* START Dataset excerpts *
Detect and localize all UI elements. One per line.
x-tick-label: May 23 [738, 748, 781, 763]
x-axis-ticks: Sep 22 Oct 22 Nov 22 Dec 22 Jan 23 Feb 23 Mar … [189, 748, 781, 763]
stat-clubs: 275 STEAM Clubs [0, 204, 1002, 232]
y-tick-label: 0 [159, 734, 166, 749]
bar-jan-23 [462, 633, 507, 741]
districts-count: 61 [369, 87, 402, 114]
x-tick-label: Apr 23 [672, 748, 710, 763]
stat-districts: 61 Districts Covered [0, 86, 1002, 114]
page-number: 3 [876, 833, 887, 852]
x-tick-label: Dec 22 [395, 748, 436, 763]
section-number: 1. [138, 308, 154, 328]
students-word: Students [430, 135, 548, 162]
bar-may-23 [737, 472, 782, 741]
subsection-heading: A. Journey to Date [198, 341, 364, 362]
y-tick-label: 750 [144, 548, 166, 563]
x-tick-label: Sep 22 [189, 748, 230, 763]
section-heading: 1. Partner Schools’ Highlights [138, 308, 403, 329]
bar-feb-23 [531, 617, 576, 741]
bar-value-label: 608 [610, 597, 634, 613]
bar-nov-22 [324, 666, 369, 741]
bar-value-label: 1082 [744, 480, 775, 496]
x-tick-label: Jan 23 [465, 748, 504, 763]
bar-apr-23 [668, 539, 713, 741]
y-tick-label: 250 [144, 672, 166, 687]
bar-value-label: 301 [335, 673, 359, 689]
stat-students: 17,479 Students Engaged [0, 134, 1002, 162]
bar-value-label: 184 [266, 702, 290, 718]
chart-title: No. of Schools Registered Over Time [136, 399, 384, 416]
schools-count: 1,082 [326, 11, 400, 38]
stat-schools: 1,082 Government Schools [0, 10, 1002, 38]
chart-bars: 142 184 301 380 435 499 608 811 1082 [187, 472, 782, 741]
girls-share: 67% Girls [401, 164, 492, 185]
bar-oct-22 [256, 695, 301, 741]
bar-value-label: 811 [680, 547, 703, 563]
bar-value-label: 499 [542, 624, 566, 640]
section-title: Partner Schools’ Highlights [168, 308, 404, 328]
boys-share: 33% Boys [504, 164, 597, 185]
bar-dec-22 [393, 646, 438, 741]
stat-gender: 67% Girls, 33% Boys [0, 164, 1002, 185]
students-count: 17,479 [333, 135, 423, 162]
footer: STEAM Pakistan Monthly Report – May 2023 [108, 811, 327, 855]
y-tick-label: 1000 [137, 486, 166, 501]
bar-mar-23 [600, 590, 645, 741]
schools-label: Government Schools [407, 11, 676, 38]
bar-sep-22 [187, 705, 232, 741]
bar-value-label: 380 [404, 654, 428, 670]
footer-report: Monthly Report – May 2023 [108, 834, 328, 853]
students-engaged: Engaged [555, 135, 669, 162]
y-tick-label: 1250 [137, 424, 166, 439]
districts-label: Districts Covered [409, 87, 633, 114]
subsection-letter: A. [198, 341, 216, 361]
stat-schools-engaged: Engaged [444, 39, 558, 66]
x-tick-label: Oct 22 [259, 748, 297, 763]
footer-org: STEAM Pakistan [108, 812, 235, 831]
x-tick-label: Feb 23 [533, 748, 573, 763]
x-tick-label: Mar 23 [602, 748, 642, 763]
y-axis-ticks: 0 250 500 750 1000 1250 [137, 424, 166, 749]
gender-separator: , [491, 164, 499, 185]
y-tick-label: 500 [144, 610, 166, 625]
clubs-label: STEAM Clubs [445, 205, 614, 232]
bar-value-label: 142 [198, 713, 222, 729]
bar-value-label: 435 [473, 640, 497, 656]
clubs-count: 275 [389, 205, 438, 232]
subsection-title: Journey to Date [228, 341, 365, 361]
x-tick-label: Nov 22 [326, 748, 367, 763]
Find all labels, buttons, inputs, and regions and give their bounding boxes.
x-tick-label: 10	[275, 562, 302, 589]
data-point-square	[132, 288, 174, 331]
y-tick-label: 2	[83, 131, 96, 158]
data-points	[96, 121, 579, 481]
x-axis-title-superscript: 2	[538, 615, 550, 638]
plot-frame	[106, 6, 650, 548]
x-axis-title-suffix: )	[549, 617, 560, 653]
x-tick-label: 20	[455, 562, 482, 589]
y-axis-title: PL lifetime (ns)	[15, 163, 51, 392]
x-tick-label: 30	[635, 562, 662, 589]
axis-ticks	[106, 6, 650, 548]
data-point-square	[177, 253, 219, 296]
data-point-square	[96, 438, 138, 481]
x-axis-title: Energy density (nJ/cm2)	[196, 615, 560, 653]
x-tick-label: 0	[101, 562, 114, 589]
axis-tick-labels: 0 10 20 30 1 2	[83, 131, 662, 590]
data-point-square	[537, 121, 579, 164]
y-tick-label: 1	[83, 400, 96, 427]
* END Dataset excerpts *
# [Task details]
Copy the records word for word, from their first line down to and including the line that contains "districts-count: 61 [369, 87, 402, 114]".

# [Exercise response]
Detect and localize all UI elements. One per line.
x-tick-label: May 23 [738, 748, 781, 763]
x-axis-ticks: Sep 22 Oct 22 Nov 22 Dec 22 Jan 23 Feb 23 Mar … [189, 748, 781, 763]
stat-clubs: 275 STEAM Clubs [0, 204, 1002, 232]
y-tick-label: 0 [159, 734, 166, 749]
bar-jan-23 [462, 633, 507, 741]
districts-count: 61 [369, 87, 402, 114]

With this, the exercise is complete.